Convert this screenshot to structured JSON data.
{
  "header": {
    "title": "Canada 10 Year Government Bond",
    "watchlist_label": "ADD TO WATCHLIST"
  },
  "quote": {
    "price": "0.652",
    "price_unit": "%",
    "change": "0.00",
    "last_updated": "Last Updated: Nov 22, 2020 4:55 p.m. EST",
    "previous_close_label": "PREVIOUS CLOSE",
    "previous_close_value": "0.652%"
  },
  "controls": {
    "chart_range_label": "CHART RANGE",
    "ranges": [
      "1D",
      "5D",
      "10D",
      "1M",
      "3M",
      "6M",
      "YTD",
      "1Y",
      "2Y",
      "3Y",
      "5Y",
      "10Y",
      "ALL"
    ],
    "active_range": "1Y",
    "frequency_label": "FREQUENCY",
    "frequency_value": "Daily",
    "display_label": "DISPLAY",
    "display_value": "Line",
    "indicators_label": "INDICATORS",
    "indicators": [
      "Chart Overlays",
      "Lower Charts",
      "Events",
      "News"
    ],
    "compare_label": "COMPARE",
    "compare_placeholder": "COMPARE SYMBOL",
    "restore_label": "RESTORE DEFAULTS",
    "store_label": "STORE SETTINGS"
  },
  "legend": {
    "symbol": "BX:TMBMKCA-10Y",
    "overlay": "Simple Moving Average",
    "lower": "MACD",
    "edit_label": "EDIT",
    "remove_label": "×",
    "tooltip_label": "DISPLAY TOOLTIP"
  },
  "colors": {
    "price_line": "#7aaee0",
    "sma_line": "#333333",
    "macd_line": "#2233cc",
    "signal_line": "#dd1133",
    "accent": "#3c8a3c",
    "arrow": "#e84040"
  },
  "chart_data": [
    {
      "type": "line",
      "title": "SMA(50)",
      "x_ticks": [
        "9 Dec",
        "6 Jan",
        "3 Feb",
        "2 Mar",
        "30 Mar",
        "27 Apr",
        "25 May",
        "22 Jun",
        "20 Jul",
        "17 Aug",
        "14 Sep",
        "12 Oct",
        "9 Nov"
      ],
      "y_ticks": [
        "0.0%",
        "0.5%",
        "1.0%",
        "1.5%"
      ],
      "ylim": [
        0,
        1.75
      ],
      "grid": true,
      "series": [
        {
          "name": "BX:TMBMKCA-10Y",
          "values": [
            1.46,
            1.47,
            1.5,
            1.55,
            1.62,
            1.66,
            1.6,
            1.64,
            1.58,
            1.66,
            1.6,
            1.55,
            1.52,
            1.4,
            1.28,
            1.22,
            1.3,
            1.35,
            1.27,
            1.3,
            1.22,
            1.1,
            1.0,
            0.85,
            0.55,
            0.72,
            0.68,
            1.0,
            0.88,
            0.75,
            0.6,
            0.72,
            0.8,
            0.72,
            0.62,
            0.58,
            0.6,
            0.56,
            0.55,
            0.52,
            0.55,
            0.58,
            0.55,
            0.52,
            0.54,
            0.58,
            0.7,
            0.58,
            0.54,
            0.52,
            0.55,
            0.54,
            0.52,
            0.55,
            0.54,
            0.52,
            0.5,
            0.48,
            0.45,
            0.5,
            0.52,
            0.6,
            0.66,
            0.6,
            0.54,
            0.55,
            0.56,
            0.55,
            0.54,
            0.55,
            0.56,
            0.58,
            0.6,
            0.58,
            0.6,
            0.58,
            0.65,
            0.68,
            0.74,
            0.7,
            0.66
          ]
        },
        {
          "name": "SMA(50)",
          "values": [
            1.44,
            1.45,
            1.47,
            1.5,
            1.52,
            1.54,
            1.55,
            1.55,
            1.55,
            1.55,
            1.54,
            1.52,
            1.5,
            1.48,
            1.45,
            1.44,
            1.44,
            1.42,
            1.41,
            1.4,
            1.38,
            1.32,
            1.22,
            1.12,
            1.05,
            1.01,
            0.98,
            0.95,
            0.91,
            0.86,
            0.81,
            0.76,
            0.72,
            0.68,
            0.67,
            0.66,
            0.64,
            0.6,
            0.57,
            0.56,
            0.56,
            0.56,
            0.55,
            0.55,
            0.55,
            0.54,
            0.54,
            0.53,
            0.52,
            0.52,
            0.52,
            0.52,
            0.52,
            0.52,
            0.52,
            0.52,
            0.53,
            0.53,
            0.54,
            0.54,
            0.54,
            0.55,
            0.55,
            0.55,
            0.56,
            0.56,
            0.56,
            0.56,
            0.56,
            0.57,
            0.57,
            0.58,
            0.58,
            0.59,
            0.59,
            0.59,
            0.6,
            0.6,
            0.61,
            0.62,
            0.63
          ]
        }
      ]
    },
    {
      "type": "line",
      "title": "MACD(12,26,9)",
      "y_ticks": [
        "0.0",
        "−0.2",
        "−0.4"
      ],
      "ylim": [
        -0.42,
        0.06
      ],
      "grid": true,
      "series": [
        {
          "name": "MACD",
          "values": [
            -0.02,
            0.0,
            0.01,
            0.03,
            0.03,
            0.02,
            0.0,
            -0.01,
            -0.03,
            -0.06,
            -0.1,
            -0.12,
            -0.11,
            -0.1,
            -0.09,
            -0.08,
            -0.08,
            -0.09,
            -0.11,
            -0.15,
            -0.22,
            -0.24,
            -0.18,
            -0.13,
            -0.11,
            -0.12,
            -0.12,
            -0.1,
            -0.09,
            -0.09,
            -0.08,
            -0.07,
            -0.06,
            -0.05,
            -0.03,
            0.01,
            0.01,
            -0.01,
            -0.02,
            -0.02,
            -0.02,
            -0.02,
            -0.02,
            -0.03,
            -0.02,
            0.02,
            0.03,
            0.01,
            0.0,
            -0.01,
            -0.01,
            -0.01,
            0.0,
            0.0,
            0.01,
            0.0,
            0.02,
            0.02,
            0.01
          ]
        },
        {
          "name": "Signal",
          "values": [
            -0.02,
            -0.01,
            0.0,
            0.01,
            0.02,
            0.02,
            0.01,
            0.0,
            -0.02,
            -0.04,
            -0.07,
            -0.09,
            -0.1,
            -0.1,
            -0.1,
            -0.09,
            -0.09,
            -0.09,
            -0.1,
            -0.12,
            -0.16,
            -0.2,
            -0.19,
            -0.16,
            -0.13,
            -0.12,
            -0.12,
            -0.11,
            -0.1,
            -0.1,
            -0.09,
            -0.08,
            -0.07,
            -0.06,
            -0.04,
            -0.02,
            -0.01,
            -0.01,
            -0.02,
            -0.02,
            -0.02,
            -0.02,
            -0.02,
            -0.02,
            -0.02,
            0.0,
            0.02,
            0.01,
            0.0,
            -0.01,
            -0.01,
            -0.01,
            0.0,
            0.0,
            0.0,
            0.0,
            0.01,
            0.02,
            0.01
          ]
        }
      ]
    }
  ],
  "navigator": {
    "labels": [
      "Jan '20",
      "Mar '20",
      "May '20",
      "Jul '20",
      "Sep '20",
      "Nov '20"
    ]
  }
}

──────────

▸ Your instructions
Print every entry exactly as it appears.

▸ Written answer
Convert this screenshot to structured JSON data.
{
  "header": {
    "title": "Canada 10 Year Government Bond",
    "watchlist_label": "ADD TO WATCHLIST"
  },
  "quote": {
    "price": "0.652",
    "price_unit": "%",
    "change": "0.00",
    "last_updated": "Last Updated: Nov 22, 2020 4:55 p.m. EST",
    "previous_close_label": "PREVIOUS CLOSE",
    "previous_close_value": "0.652%"
  },
  "controls": {
    "chart_range_label": "CHART RANGE",
    "ranges": [
      "1D",
      "5D",
      "10D",
      "1M",
      "3M",
      "6M",
      "YTD",
      "1Y",
      "2Y",
      "3Y",
      "5Y",
      "10Y",
      "ALL"
    ],
    "active_range": "1Y",
    "frequency_label": "FREQUENCY",
    "frequency_value": "Daily",
    "display_label": "DISPLAY",
    "display_value": "Line",
    "indicators_label": "INDICATORS",
    "indicators": [
      "Chart Overlays",
      "Lower Charts",
      "Events",
      "News"
    ],
    "compare_label": "COMPARE",
    "compare_placeholder": "COMPARE SYMBOL",
    "restore_label": "RESTORE DEFAULTS",
    "store_label": "STORE SETTINGS"
  },
  "legend": {
    "symbol": "BX:TMBMKCA-10Y",
    "overlay": "Simple Moving Average",
    "lower": "MACD",
    "edit_label": "EDIT",
    "remove_label": "×",
    "tooltip_label": "DISPLAY TOOLTIP"
  },
  "colors": {
    "price_line": "#7aaee0",
    "sma_line": "#333333",
    "macd_line": "#2233cc",
    "signal_line": "#dd1133",
    "accent": "#3c8a3c",
    "arrow": "#e84040"
  },
  "chart_data": [
    {
      "type": "line",
      "title": "SMA(50)",
      "x_ticks": [
        "9 Dec",
        "6 Jan",
        "3 Feb",
        "2 Mar",
        "30 Mar",
        "27 Apr",
        "25 May",
        "22 Jun",
        "20 Jul",
        "17 Aug",
        "14 Sep",
        "12 Oct",
        "9 Nov"
      ],
      "y_ticks": [
        "0.0%",
        "0.5%",
        "1.0%",
        "1.5%"
      ],
      "ylim": [
        0,
        1.75
      ],
      "grid": true,
      "series": [
        {
          "name": "BX:TMBMKCA-10Y",
          "values": [
            1.46,
            1.47,
            1.5,
            1.55,
            1.62,
            1.66,
            1.6,
            1.64,
            1.58,
            1.66,
            1.6,
            1.55,
            1.52,
            1.4,
            1.28,
            1.22,
            1.3,
            1.35,
            1.27,
            1.3,
            1.22,
            1.1,
            1.0,
            0.85,
            0.55,
            0.72,
            0.68,
            1.0,
            0.88,
            0.75,
            0.6,
            0.72,
            0.8,
            0.72,
            0.62,
            0.58,
            0.6,
            0.56,
            0.55,
            0.52,
            0.55,
            0.58,
            0.55,
            0.52,
            0.54,
            0.58,
            0.7,
            0.58,
            0.54,
            0.52,
            0.55,
            0.54,
            0.52,
            0.55,
            0.54,
            0.52,
            0.5,
            0.48,
            0.45,
            0.5,
            0.52,
            0.6,
            0.66,
            0.6,
            0.54,
            0.55,
            0.56,
            0.55,
            0.54,
            0.55,
            0.56,
            0.58,
            0.6,
            0.58,
            0.6,
            0.58,
            0.65,
            0.68,
            0.74,
            0.7,
            0.66
          ]
        },
        {
          "name": "SMA(50)",
          "values": [
            1.44,
            1.45,
            1.47,
            1.5,
            1.52,
            1.54,
            1.55,
            1.55,
            1.55,
            1.55,
            1.54,
            1.52,
            1.5,
            1.48,
            1.45,
            1.44,
            1.44,
            1.42,
            1.41,
            1.4,
            1.38,
            1.32,
            1.22,
            1.12,
            1.05,
            1.01,
            0.98,
            0.95,
            0.91,
            0.86,
            0.81,
            0.76,
            0.72,
            0.68,
            0.67,
            0.66,
            0.64,
            0.6,
            0.57,
            0.56,
            0.56,
            0.56,
            0.55,
            0.55,
            0.55,
            0.54,
            0.54,
            0.53,
            0.52,
            0.52,
            0.52,
            0.52,
            0.52,
            0.52,
            0.52,
            0.52,
            0.53,
            0.53,
            0.54,
            0.54,
            0.54,
            0.55,
            0.55,
            0.55,
            0.56,
            0.56,
            0.56,
            0.56,
            0.56,
            0.57,
            0.57,
            0.58,
            0.58,
            0.59,
            0.59,
            0.59,
            0.6,
            0.6,
            0.61,
            0.62,
            0.63
          ]
        }
      ]
    },
    {
      "type": "line",
      "title": "MACD(12,26,9)",
      "y_ticks": [
        "0.0",
        "−0.2",
        "−0.4"
      ],
      "ylim": [
        -0.42,
        0.06
      ],
      "grid": true,
      "series": [
        {
          "name": "MACD",
          "values": [
            -0.02,
            0.0,
            0.01,
            0.03,
            0.03,
            0.02,
            0.0,
            -0.01,
            -0.03,
            -0.06,
            -0.1,
            -0.12,
            -0.11,
            -0.1,
            -0.09,
            -0.08,
            -0.08,
            -0.09,
            -0.11,
            -0.15,
            -0.22,
            -0.24,
            -0.18,
            -0.13,
            -0.11,
            -0.12,
            -0.12,
            -0.1,
            -0.09,
            -0.09,
            -0.08,
            -0.07,
            -0.06,
            -0.05,
            -0.03,
            0.01,
            0.01,
            -0.01,
            -0.02,
            -0.02,
            -0.02,
            -0.02,
            -0.02,
            -0.03,
            -0.02,
            0.02,
            0.03,
            0.01,
            0.0,
            -0.01,
            -0.01,
            -0.01,
            0.0,
            0.0,
            0.01,
            0.0,
            0.02,
            0.02,
            0.01
          ]
        },
        {
          "name": "Signal",
          "values": [
            -0.02,
            -0.01,
            0.0,
            0.01,
            0.02,
            0.02,
            0.01,
            0.0,
            -0.02,
            -0.04,
            -0.07,
            -0.09,
            -0.1,
            -0.1,
            -0.1,
            -0.09,
            -0.09,
            -0.09,
            -0.1,
            -0.12,
            -0.16,
            -0.2,
            -0.19,
            -0.16,
            -0.13,
            -0.12,
            -0.12,
            -0.11,
            -0.1,
            -0.1,
            -0.09,
            -0.08,
            -0.07,
            -0.06,
            -0.04,
            -0.02,
            -0.01,
            -0.01,
            -0.02,
            -0.02,
            -0.02,
            -0.02,
            -0.02,
            -0.02,
            -0.02,
            0.0,
            0.02,
            0.01,
            0.0,
            -0.01,
            -0.01,
            -0.01,
            0.0,
            0.0,
            0.0,
            0.0,
            0.01,
            0.02,
            0.01
          ]
        }
      ]
    }
  ],
  "navigator": {
    "labels": [
      "Jan '20",
      "Mar '20",
      "May '20",
      "Jul '20",
      "Sep '20",
      "Nov '20"
    ]
  }
}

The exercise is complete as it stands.